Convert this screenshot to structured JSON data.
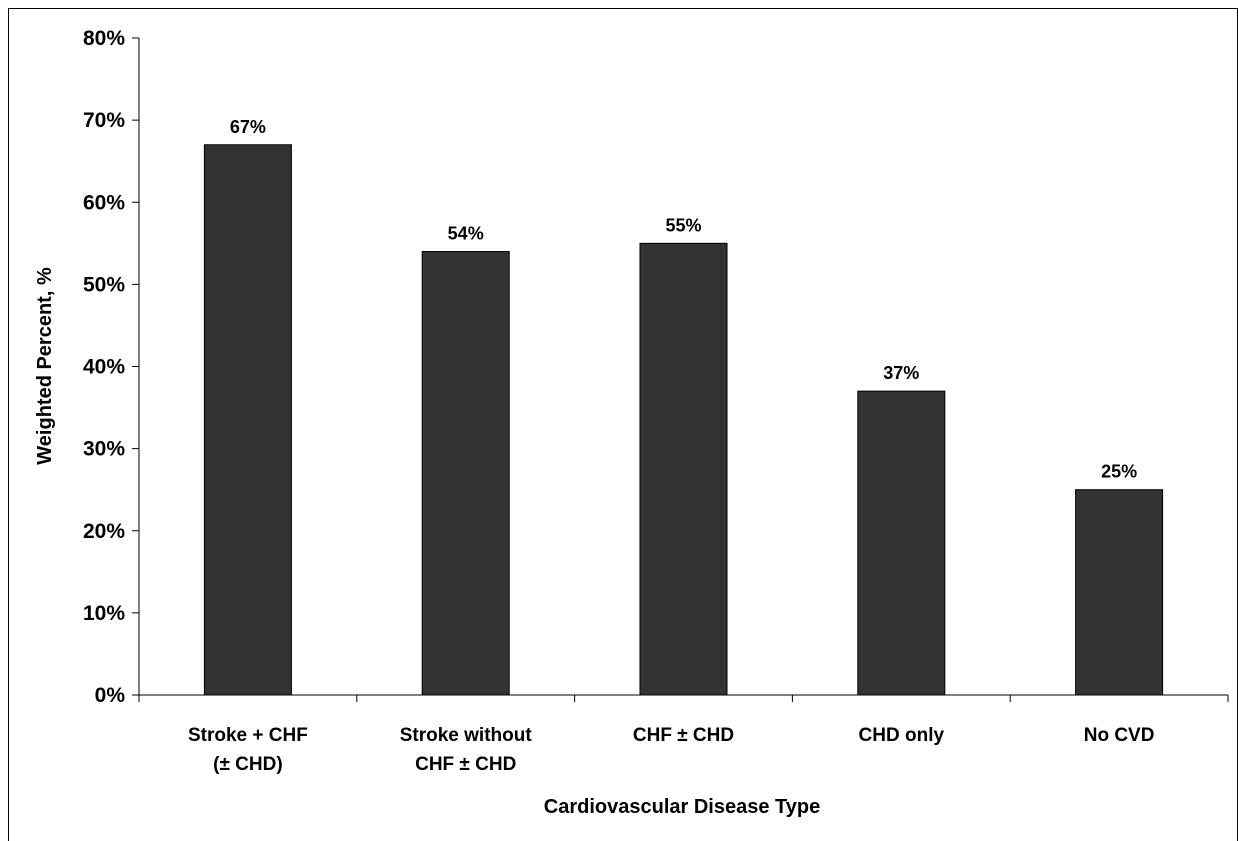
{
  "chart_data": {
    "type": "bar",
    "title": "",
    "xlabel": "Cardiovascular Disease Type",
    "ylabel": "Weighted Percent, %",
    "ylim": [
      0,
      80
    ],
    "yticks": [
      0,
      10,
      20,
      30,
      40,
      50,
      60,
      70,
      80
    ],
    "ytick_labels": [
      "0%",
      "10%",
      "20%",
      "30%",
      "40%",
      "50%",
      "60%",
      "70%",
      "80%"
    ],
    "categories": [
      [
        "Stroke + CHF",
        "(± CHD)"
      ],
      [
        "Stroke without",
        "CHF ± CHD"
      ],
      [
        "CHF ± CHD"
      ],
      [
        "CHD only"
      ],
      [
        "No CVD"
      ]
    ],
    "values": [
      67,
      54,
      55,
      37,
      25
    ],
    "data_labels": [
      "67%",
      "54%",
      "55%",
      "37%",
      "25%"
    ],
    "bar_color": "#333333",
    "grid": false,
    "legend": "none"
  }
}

◇ ◇ ◇ ◇ ◇

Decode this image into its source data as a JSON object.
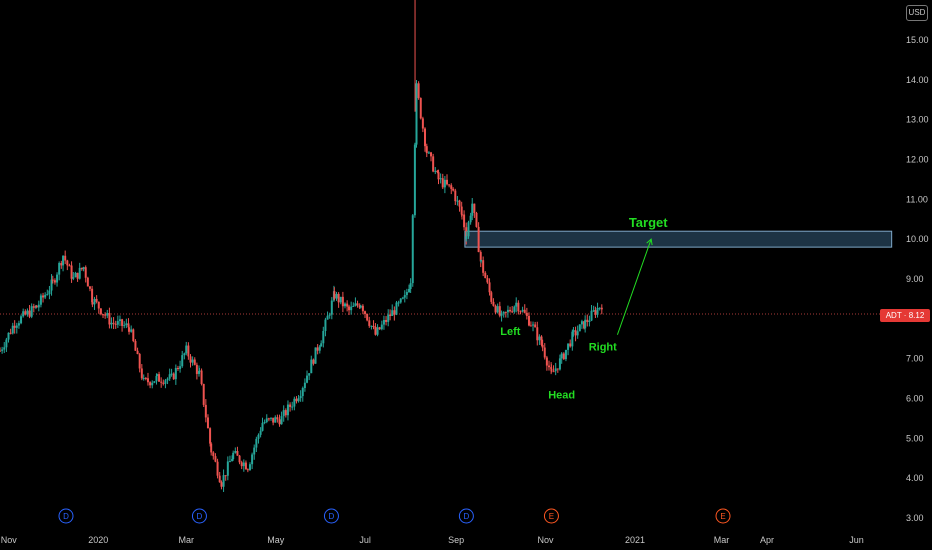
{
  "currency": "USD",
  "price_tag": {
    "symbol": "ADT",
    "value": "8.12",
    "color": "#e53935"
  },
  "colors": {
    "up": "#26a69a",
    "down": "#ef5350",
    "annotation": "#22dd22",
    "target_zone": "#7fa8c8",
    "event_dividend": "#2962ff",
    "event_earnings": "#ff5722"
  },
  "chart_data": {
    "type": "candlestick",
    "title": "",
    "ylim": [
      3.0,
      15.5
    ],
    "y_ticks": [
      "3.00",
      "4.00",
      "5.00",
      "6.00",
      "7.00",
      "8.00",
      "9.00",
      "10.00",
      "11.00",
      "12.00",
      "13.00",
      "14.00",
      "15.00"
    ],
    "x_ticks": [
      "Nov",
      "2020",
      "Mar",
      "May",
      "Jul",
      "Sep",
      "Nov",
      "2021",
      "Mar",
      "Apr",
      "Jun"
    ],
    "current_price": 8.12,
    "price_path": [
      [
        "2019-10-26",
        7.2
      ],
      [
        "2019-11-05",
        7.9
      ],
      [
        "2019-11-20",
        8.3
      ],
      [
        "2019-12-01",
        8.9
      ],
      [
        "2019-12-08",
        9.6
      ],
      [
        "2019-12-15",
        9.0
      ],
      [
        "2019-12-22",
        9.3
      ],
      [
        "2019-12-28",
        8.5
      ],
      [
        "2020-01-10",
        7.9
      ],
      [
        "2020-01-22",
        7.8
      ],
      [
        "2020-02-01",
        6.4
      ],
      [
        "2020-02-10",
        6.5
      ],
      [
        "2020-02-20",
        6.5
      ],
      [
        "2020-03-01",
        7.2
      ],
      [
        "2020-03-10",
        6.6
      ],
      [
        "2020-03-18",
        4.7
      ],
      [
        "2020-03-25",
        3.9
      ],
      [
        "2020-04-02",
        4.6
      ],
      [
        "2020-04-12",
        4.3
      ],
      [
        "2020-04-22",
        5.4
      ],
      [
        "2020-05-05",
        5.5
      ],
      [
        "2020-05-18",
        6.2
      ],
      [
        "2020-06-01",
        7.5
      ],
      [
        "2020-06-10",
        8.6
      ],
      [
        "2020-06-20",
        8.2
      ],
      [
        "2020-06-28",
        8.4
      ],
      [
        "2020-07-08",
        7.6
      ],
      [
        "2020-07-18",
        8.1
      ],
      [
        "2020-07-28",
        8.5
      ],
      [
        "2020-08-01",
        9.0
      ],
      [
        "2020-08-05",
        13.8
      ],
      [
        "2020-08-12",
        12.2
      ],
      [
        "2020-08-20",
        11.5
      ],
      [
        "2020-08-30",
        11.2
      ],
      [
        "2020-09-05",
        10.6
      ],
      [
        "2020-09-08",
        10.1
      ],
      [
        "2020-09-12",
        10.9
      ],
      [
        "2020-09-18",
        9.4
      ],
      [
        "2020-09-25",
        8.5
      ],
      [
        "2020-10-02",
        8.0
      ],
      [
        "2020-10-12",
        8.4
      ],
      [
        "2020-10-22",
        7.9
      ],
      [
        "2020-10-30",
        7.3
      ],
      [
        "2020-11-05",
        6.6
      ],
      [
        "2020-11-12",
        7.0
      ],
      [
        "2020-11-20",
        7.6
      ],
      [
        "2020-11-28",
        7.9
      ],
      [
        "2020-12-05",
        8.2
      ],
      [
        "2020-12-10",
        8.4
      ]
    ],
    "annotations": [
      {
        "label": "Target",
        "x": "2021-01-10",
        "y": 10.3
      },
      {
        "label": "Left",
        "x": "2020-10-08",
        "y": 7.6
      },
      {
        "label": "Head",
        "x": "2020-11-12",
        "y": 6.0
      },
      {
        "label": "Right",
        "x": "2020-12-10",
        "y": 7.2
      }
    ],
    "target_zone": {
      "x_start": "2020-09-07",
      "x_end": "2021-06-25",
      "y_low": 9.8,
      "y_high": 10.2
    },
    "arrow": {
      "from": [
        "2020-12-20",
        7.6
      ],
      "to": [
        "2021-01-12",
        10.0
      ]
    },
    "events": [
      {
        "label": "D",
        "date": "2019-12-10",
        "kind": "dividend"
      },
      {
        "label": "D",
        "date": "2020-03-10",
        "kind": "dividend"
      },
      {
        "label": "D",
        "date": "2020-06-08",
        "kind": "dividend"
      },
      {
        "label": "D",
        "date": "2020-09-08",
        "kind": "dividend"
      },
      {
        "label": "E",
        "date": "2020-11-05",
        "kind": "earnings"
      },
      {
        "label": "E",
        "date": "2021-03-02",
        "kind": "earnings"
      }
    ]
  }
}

◇ ◇ ◇ ◇ ◇

Work to be completed: From the data above, copy each line that holds "this".

Exercise solution:
Convert this screenshot to structured JSON data.
Decode this image into its source data as a JSON object.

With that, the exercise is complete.